*** MATERIAL SUPPLIED ***

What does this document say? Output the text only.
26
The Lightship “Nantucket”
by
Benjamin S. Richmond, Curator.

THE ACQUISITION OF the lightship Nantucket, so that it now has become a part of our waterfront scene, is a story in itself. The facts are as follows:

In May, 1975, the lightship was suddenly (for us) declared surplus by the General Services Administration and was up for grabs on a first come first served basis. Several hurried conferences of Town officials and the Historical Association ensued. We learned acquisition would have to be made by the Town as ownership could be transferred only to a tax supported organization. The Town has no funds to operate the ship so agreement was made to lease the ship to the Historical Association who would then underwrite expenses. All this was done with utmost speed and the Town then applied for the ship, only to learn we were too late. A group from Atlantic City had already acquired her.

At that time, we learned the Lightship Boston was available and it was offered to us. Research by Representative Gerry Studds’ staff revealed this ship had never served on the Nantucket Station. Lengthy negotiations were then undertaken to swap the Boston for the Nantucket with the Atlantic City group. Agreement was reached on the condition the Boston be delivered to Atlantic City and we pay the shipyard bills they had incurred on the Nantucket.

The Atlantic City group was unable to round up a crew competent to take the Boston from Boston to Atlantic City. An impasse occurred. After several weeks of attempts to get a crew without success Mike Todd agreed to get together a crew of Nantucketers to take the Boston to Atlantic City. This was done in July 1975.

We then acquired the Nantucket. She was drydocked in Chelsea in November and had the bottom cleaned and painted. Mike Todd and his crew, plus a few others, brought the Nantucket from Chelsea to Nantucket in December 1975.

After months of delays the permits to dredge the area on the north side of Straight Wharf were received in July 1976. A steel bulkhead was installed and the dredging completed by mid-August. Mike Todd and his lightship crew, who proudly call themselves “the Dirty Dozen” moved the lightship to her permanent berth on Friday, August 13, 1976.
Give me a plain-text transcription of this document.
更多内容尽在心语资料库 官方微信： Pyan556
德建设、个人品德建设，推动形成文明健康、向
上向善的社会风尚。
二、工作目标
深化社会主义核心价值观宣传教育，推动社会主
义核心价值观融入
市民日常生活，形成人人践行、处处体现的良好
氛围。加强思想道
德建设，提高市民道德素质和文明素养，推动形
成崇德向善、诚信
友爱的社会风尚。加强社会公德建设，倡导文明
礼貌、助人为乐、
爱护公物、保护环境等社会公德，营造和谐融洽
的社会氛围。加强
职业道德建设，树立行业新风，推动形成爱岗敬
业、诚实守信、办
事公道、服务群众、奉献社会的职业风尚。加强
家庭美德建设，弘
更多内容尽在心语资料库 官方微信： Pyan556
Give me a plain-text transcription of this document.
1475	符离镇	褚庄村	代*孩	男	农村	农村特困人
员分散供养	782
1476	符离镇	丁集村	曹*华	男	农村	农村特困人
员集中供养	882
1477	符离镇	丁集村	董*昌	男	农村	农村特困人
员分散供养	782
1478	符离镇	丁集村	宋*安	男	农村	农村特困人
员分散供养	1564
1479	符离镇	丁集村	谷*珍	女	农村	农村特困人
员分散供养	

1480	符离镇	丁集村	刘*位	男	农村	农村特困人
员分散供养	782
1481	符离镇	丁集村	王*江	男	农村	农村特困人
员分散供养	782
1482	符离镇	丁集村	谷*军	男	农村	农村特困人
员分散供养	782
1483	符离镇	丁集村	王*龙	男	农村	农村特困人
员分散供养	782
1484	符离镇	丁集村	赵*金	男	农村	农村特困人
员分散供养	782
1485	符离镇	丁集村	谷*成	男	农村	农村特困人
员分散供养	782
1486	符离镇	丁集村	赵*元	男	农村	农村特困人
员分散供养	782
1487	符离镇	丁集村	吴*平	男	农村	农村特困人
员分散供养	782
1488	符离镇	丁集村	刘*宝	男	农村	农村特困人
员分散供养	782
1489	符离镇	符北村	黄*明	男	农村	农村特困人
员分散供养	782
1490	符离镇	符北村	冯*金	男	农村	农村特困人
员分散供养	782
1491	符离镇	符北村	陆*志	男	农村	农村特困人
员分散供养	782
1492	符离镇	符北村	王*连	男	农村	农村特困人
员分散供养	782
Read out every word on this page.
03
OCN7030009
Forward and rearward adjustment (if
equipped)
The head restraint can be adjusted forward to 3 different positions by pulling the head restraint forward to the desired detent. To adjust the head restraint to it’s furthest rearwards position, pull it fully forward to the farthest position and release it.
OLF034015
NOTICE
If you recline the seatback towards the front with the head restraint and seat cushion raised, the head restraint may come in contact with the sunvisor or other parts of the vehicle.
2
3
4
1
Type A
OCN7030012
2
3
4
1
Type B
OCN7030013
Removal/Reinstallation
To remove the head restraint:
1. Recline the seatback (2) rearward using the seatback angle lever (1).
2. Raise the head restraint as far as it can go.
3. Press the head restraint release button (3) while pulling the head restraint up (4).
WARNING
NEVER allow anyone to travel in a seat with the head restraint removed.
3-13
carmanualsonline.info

***

WHAT YOU NEED TO DO
Reproduce each entry from the records above, character for character.

RESPONSE
What does this document say? Output the text only.
26
The Lightship “Nantucket”
by
Benjamin S. Richmond, Curator.

THE ACQUISITION OF the lightship Nantucket, so that it now has become a part of our waterfront scene, is a story in itself. The facts are as follows:

In May, 1975, the lightship was suddenly (for us) declared surplus by the General Services Administration and was up for grabs on a first come first served basis. Several hurried conferences of Town officials and the Historical Association ensued. We learned acquisition would have to be made by the Town as ownership could be transferred only to a tax supported organization. The Town has no funds to operate the ship so agreement was made to lease the ship to the Historical Association who would then underwrite expenses. All this was done with utmost speed and the Town then applied for the ship, only to learn we were too late. A group from Atlantic City had already acquired her.

At that time, we learned the Lightship Boston was available and it was offered to us. Research by Representative Gerry Studds’ staff revealed this ship had never served on the Nantucket Station. Lengthy negotiations were then undertaken to swap the Boston for the Nantucket with the Atlantic City group. Agreement was reached on the condition the Boston be delivered to Atlantic City and we pay the shipyard bills they had incurred on the Nantucket.

The Atlantic City group was unable to round up a crew competent to take the Boston from Boston to Atlantic City. An impasse occurred. After several weeks of attempts to get a crew without success Mike Todd agreed to get together a crew of Nantucketers to take the Boston to Atlantic City. This was done in July 1975.

We then acquired the Nantucket. She was drydocked in Chelsea in November and had the bottom cleaned and painted. Mike Todd and his crew, plus a few others, brought the Nantucket from Chelsea to Nantucket in December 1975.

After months of delays the permits to dredge the area on the north side of Straight Wharf were received in July 1976. A steel bulkhead was installed and the dredging completed by mid-August. Mike Todd and his lightship crew, who proudly call themselves “the Dirty Dozen” moved the lightship to her permanent berth on Friday, August 13, 1976.
Give me a plain-text transcription of this document.
更多内容尽在心语资料库 官方微信： Pyan556
德建设、个人品德建设，推动形成文明健康、向
上向善的社会风尚。
二、工作目标
深化社会主义核心价值观宣传教育，推动社会主
义核心价值观融入
市民日常生活，形成人人践行、处处体现的良好
氛围。加强思想道
德建设，提高市民道德素质和文明素养，推动形
成崇德向善、诚信
友爱的社会风尚。加强社会公德建设，倡导文明
礼貌、助人为乐、
爱护公物、保护环境等社会公德，营造和谐融洽
的社会氛围。加强
职业道德建设，树立行业新风，推动形成爱岗敬
业、诚实守信、办
事公道、服务群众、奉献社会的职业风尚。加强
家庭美德建设，弘
更多内容尽在心语资料库 官方微信： Pyan556
Give me a plain-text transcription of this document.
1475	符离镇	褚庄村	代*孩	男	农村	农村特困人
员分散供养	782
1476	符离镇	丁集村	曹*华	男	农村	农村特困人
员集中供养	882
1477	符离镇	丁集村	董*昌	男	农村	农村特困人
员分散供养	782
1478	符离镇	丁集村	宋*安	男	农村	农村特困人
员分散供养	1564
1479	符离镇	丁集村	谷*珍	女	农村	农村特困人
员分散供养	

1480	符离镇	丁集村	刘*位	男	农村	农村特困人
员分散供养	782
1481	符离镇	丁集村	王*江	男	农村	农村特困人
员分散供养	782
1482	符离镇	丁集村	谷*军	男	农村	农村特困人
员分散供养	782
1483	符离镇	丁集村	王*龙	男	农村	农村特困人
员分散供养	782
1484	符离镇	丁集村	赵*金	男	农村	农村特困人
员分散供养	782
1485	符离镇	丁集村	谷*成	男	农村	农村特困人
员分散供养	782
1486	符离镇	丁集村	赵*元	男	农村	农村特困人
员分散供养	782
1487	符离镇	丁集村	吴*平	男	农村	农村特困人
员分散供养	782
1488	符离镇	丁集村	刘*宝	男	农村	农村特困人
员分散供养	782
1489	符离镇	符北村	黄*明	男	农村	农村特困人
员分散供养	782
1490	符离镇	符北村	冯*金	男	农村	农村特困人
员分散供养	782
1491	符离镇	符北村	陆*志	男	农村	农村特困人
员分散供养	782
1492	符离镇	符北村	王*连	男	农村	农村特困人
员分散供养	782
Read out every word on this page.
03
OCN7030009
Forward and rearward adjustment (if
equipped)
The head restraint can be adjusted forward to 3 different positions by pulling the head restraint forward to the desired detent. To adjust the head restraint to it’s furthest rearwards position, pull it fully forward to the farthest position and release it.
OLF034015
NOTICE
If you recline the seatback towards the front with the head restraint and seat cushion raised, the head restraint may come in contact with the sunvisor or other parts of the vehicle.
2
3
4
1
Type A
OCN7030012
2
3
4
1
Type B
OCN7030013
Removal/Reinstallation
To remove the head restraint:
1. Recline the seatback (2) rearward using the seatback angle lever (1).
2. Raise the head restraint as far as it can go.
3. Press the head restraint release button (3) while pulling the head restraint up (4).
WARNING
NEVER allow anyone to travel in a seat with the head restraint removed.
3-13
carmanualsonline.info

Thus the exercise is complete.